>> Start SUPPLIED DATA

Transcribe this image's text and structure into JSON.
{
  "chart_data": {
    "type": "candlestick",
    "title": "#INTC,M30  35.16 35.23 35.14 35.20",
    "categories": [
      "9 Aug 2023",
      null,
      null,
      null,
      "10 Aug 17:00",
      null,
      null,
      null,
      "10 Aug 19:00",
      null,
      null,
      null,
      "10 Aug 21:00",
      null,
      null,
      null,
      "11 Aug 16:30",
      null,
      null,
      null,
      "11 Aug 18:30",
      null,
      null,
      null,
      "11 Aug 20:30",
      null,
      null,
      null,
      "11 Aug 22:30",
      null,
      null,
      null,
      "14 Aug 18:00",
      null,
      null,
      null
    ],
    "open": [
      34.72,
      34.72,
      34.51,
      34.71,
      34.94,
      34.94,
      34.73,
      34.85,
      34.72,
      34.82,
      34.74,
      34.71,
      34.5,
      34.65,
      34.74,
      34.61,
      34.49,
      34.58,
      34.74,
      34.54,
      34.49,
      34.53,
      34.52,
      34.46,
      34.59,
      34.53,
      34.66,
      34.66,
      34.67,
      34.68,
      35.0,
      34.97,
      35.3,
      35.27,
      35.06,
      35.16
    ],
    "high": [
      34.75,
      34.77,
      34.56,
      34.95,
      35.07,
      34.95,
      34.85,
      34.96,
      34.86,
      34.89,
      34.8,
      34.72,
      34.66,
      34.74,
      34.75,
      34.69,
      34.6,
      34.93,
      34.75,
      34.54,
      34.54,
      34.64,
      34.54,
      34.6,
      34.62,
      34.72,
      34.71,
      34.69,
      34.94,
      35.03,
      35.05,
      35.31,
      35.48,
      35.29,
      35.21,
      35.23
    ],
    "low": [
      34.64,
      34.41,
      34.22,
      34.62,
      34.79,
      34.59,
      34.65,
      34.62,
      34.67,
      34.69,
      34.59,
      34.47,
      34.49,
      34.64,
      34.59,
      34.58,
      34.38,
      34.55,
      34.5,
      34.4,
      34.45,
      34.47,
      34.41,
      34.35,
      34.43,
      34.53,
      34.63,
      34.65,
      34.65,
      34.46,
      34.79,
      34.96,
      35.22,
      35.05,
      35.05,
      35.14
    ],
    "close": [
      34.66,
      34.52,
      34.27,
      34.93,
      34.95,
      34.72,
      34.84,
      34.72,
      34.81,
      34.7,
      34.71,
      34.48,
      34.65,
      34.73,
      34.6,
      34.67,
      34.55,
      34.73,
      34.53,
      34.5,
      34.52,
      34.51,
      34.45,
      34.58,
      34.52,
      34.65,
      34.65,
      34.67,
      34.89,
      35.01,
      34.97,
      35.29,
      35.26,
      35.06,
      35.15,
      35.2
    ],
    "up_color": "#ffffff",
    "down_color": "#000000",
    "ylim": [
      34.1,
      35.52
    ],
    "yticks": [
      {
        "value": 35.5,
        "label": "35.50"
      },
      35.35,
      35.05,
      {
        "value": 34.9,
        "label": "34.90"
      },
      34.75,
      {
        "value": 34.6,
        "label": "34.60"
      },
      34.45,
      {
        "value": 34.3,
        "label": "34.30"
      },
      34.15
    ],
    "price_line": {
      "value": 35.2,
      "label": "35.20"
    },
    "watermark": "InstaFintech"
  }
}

>> End SUPPLIED DATA

▶ **REQUIREMENT**: Reproduce every record, matching each line exactly.

▶ **ANSWER TO THIS EXERCISE**:
Transcribe this image's text and structure into JSON.
{
  "chart_data": {
    "type": "candlestick",
    "title": "#INTC,M30  35.16 35.23 35.14 35.20",
    "categories": [
      "9 Aug 2023",
      null,
      null,
      null,
      "10 Aug 17:00",
      null,
      null,
      null,
      "10 Aug 19:00",
      null,
      null,
      null,
      "10 Aug 21:00",
      null,
      null,
      null,
      "11 Aug 16:30",
      null,
      null,
      null,
      "11 Aug 18:30",
      null,
      null,
      null,
      "11 Aug 20:30",
      null,
      null,
      null,
      "11 Aug 22:30",
      null,
      null,
      null,
      "14 Aug 18:00",
      null,
      null,
      null
    ],
    "open": [
      34.72,
      34.72,
      34.51,
      34.71,
      34.94,
      34.94,
      34.73,
      34.85,
      34.72,
      34.82,
      34.74,
      34.71,
      34.5,
      34.65,
      34.74,
      34.61,
      34.49,
      34.58,
      34.74,
      34.54,
      34.49,
      34.53,
      34.52,
      34.46,
      34.59,
      34.53,
      34.66,
      34.66,
      34.67,
      34.68,
      35.0,
      34.97,
      35.3,
      35.27,
      35.06,
      35.16
    ],
    "high": [
      34.75,
      34.77,
      34.56,
      34.95,
      35.07,
      34.95,
      34.85,
      34.96,
      34.86,
      34.89,
      34.8,
      34.72,
      34.66,
      34.74,
      34.75,
      34.69,
      34.6,
      34.93,
      34.75,
      34.54,
      34.54,
      34.64,
      34.54,
      34.6,
      34.62,
      34.72,
      34.71,
      34.69,
      34.94,
      35.03,
      35.05,
      35.31,
      35.48,
      35.29,
      35.21,
      35.23
    ],
    "low": [
      34.64,
      34.41,
      34.22,
      34.62,
      34.79,
      34.59,
      34.65,
      34.62,
      34.67,
      34.69,
      34.59,
      34.47,
      34.49,
      34.64,
      34.59,
      34.58,
      34.38,
      34.55,
      34.5,
      34.4,
      34.45,
      34.47,
      34.41,
      34.35,
      34.43,
      34.53,
      34.63,
      34.65,
      34.65,
      34.46,
      34.79,
      34.96,
      35.22,
      35.05,
      35.05,
      35.14
    ],
    "close": [
      34.66,
      34.52,
      34.27,
      34.93,
      34.95,
      34.72,
      34.84,
      34.72,
      34.81,
      34.7,
      34.71,
      34.48,
      34.65,
      34.73,
      34.6,
      34.67,
      34.55,
      34.73,
      34.53,
      34.5,
      34.52,
      34.51,
      34.45,
      34.58,
      34.52,
      34.65,
      34.65,
      34.67,
      34.89,
      35.01,
      34.97,
      35.29,
      35.26,
      35.06,
      35.15,
      35.2
    ],
    "up_color": "#ffffff",
    "down_color": "#000000",
    "ylim": [
      34.1,
      35.52
    ],
    "yticks": [
      {
        "value": 35.5,
        "label": "35.50"
      },
      35.35,
      35.05,
      {
        "value": 34.9,
        "label": "34.90"
      },
      34.75,
      {
        "value": 34.6,
        "label": "34.60"
      },
      34.45,
      {
        "value": 34.3,
        "label": "34.30"
      },
      34.15
    ],
    "price_line": {
      "value": 35.2,
      "label": "35.20"
    },
    "watermark": "InstaFintech"
  }
}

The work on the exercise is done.